:: Task ::
Count every line where "title" shows up, and give that number only.

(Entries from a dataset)
■ ■ ■ ■ ■

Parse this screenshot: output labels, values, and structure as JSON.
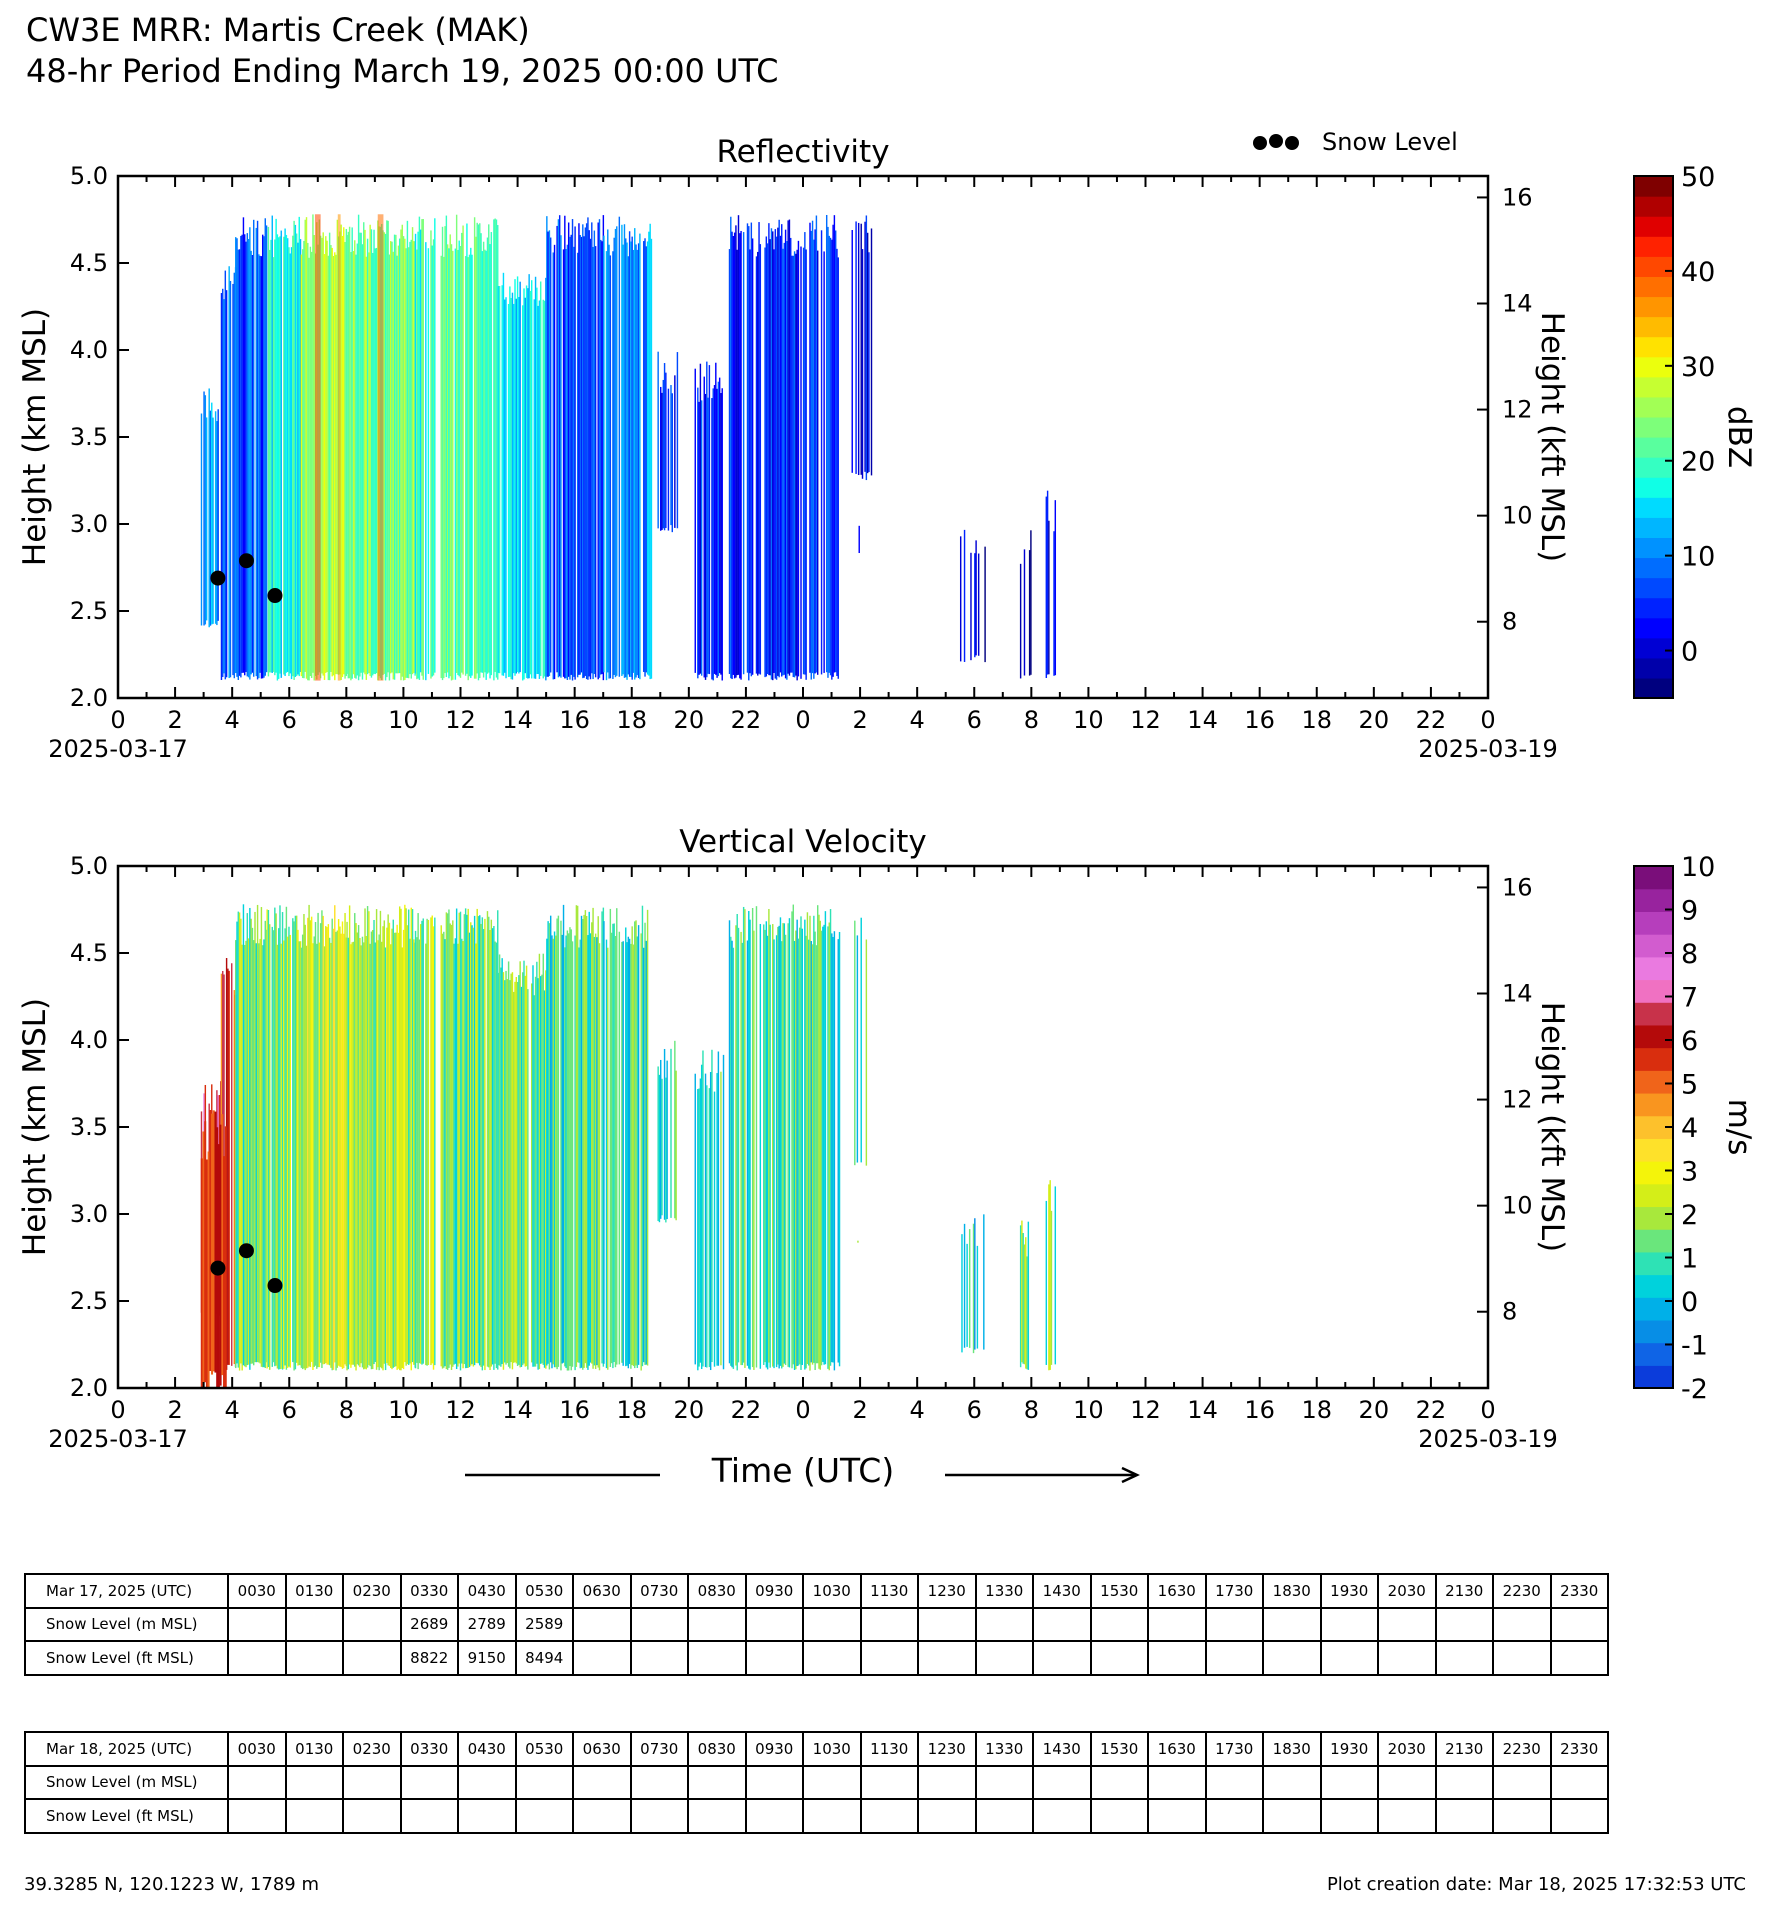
{
  "header": {
    "line1": "CW3E MRR: Martis Creek (MAK)",
    "line2": "48-hr Period Ending March 19, 2025 00:00 UTC"
  },
  "legend": {
    "snow_marker_label": "Snow Level",
    "marker_color": "#000000"
  },
  "x_axis": {
    "label": "Time (UTC)",
    "start_date_label": "2025-03-17",
    "end_date_label": "2025-03-19",
    "tick_labels": [
      "0",
      "2",
      "4",
      "6",
      "8",
      "10",
      "12",
      "14",
      "16",
      "18",
      "20",
      "22",
      "0",
      "2",
      "4",
      "6",
      "8",
      "10",
      "12",
      "14",
      "16",
      "18",
      "20",
      "22",
      "0"
    ]
  },
  "chart_data": [
    {
      "type": "heatmap",
      "title": "Reflectivity",
      "ylabel": "Height (km MSL)",
      "y2label": "Height (kft MSL)",
      "ylim": [
        2.0,
        5.0
      ],
      "y_ticks": [
        "2.0",
        "2.5",
        "3.0",
        "3.5",
        "4.0",
        "4.5",
        "5.0"
      ],
      "y2_ticks": [
        "8",
        "10",
        "12",
        "14",
        "16"
      ],
      "xlim_hours": [
        0,
        48
      ],
      "colorbar": {
        "label": "dBZ",
        "range": [
          -5,
          50
        ],
        "tick_labels": [
          "0",
          "10",
          "20",
          "30",
          "40",
          "50"
        ],
        "colors": [
          "#00007f",
          "#0000aa",
          "#0000d4",
          "#0000ff",
          "#0022ff",
          "#0049ff",
          "#006dff",
          "#0092ff",
          "#00b6ff",
          "#00dbff",
          "#10ffe6",
          "#35ffc2",
          "#59ff9e",
          "#7dff7a",
          "#a2ff55",
          "#c6ff31",
          "#ebff0d",
          "#ffe200",
          "#ffbb00",
          "#ff9500",
          "#ff6f00",
          "#ff4800",
          "#ff2200",
          "#e00000",
          "#b00000",
          "#7f0000"
        ]
      },
      "snow_level_points": [
        {
          "hour": 3.5,
          "km": 2.689
        },
        {
          "hour": 4.5,
          "km": 2.789
        },
        {
          "hour": 5.5,
          "km": 2.589
        }
      ]
    },
    {
      "type": "heatmap",
      "title": "Vertical Velocity",
      "ylabel": "Height (km MSL)",
      "y2label": "Height (kft MSL)",
      "ylim": [
        2.0,
        5.0
      ],
      "y_ticks": [
        "2.0",
        "2.5",
        "3.0",
        "3.5",
        "4.0",
        "4.5",
        "5.0"
      ],
      "y2_ticks": [
        "8",
        "10",
        "12",
        "14",
        "16"
      ],
      "xlim_hours": [
        0,
        48
      ],
      "colorbar": {
        "label": "m/s",
        "range": [
          -2,
          10
        ],
        "tick_labels": [
          "-2",
          "-1",
          "0",
          "1",
          "2",
          "3",
          "4",
          "5",
          "6",
          "7",
          "8",
          "9",
          "10"
        ],
        "colors": [
          "#0b3cdb",
          "#0f64e6",
          "#078ee6",
          "#00b0e8",
          "#00d2dc",
          "#2ee2b5",
          "#6ae67c",
          "#a8e83c",
          "#d4ee18",
          "#f4f40a",
          "#fee12a",
          "#fdc12c",
          "#f9951f",
          "#f0641a",
          "#d92e0e",
          "#b40a0a",
          "#c8324a",
          "#f071c2",
          "#ea7ae0",
          "#d25ccf",
          "#b63ebc",
          "#98239e",
          "#7a0e7a"
        ]
      },
      "snow_level_points": [
        {
          "hour": 3.5,
          "km": 2.689
        },
        {
          "hour": 4.5,
          "km": 2.789
        },
        {
          "hour": 5.5,
          "km": 2.589
        }
      ]
    }
  ],
  "tables": [
    {
      "date_label": "Mar 17, 2025 (UTC)",
      "m_label": "Snow Level (m MSL)",
      "ft_label": "Snow Level (ft MSL)",
      "times": [
        "0030",
        "0130",
        "0230",
        "0330",
        "0430",
        "0530",
        "0630",
        "0730",
        "0830",
        "0930",
        "1030",
        "1130",
        "1230",
        "1330",
        "1430",
        "1530",
        "1630",
        "1730",
        "1830",
        "1930",
        "2030",
        "2130",
        "2230",
        "2330"
      ],
      "m_values": [
        "",
        "",
        "",
        "2689",
        "2789",
        "2589",
        "",
        "",
        "",
        "",
        "",
        "",
        "",
        "",
        "",
        "",
        "",
        "",
        "",
        "",
        "",
        "",
        "",
        ""
      ],
      "ft_values": [
        "",
        "",
        "",
        "8822",
        "9150",
        "8494",
        "",
        "",
        "",
        "",
        "",
        "",
        "",
        "",
        "",
        "",
        "",
        "",
        "",
        "",
        "",
        "",
        "",
        ""
      ]
    },
    {
      "date_label": "Mar 18, 2025 (UTC)",
      "m_label": "Snow Level (m MSL)",
      "ft_label": "Snow Level (ft MSL)",
      "times": [
        "0030",
        "0130",
        "0230",
        "0330",
        "0430",
        "0530",
        "0630",
        "0730",
        "0830",
        "0930",
        "1030",
        "1130",
        "1230",
        "1330",
        "1430",
        "1530",
        "1630",
        "1730",
        "1830",
        "1930",
        "2030",
        "2130",
        "2230",
        "2330"
      ],
      "m_values": [
        "",
        "",
        "",
        "",
        "",
        "",
        "",
        "",
        "",
        "",
        "",
        "",
        "",
        "",
        "",
        "",
        "",
        "",
        "",
        "",
        "",
        "",
        "",
        ""
      ],
      "ft_values": [
        "",
        "",
        "",
        "",
        "",
        "",
        "",
        "",
        "",
        "",
        "",
        "",
        "",
        "",
        "",
        "",
        "",
        "",
        "",
        "",
        "",
        "",
        "",
        ""
      ]
    }
  ],
  "footer": {
    "location": "39.3285 N, 120.1223 W, 1789 m",
    "creation": "Plot creation date: Mar 18, 2025 17:32:53 UTC"
  }
}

■ ■ ■ ■ ■

:: Worked answer ::
2